Images of document pages with text:
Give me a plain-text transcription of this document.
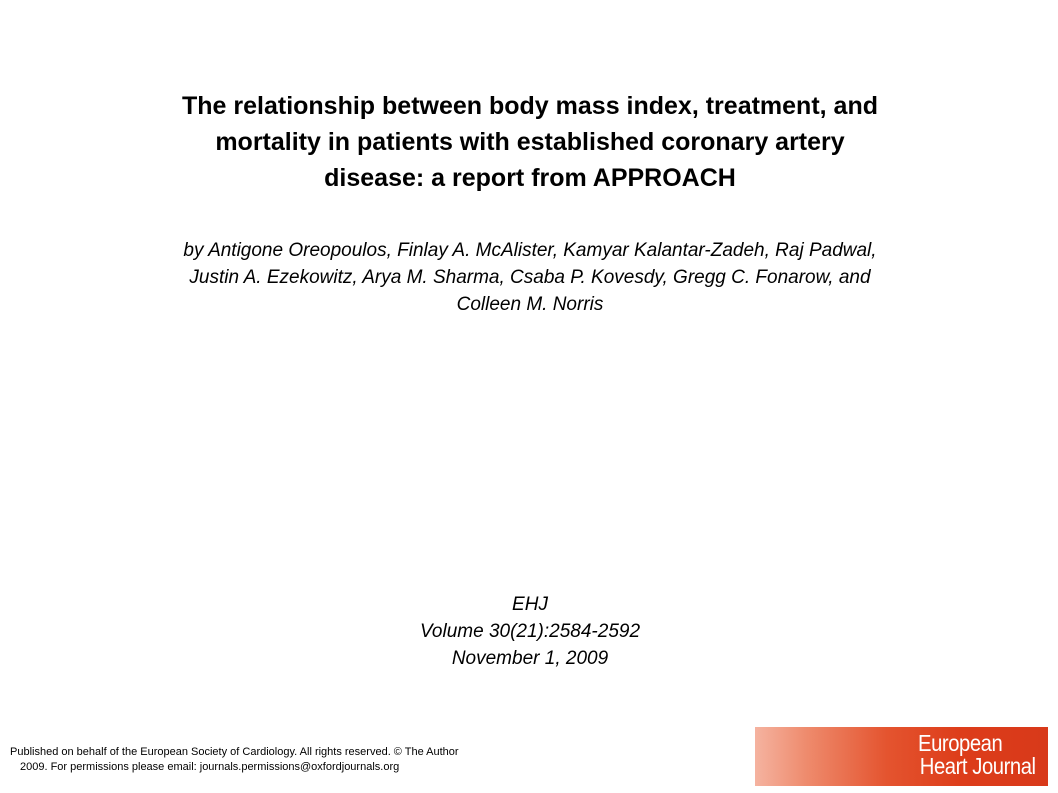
The relationship between body mass index, treatment, and
mortality in patients with established coronary artery
disease: a report from APPROACH
by Antigone Oreopoulos, Finlay A. McAlister, Kamyar Kalantar-Zadeh, Raj Padwal,
Justin A. Ezekowitz, Arya M. Sharma, Csaba P. Kovesdy, Gregg C. Fonarow, and
Colleen M. Norris
EHJ
Volume 30(21):2584-2592
November 1, 2009
Published on behalf of the European Society of Cardiology. All rights reserved. © The Author
2009. For permissions please email: journals.permissions@oxfordjournals.org
European
Heart Journal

• Work task
Images are to be excluded, and each record above written out word for word.

• Reply
Give me a plain-text transcription of this document.
The relationship between body mass index, treatment, and
mortality in patients with established coronary artery
disease: a report from APPROACH
by Antigone Oreopoulos, Finlay A. McAlister, Kamyar Kalantar-Zadeh, Raj Padwal,
Justin A. Ezekowitz, Arya M. Sharma, Csaba P. Kovesdy, Gregg C. Fonarow, and
Colleen M. Norris
EHJ
Volume 30(21):2584-2592
November 1, 2009
Published on behalf of the European Society of Cardiology. All rights reserved. © The Author
2009. For permissions please email: journals.permissions@oxfordjournals.org
European
Heart Journal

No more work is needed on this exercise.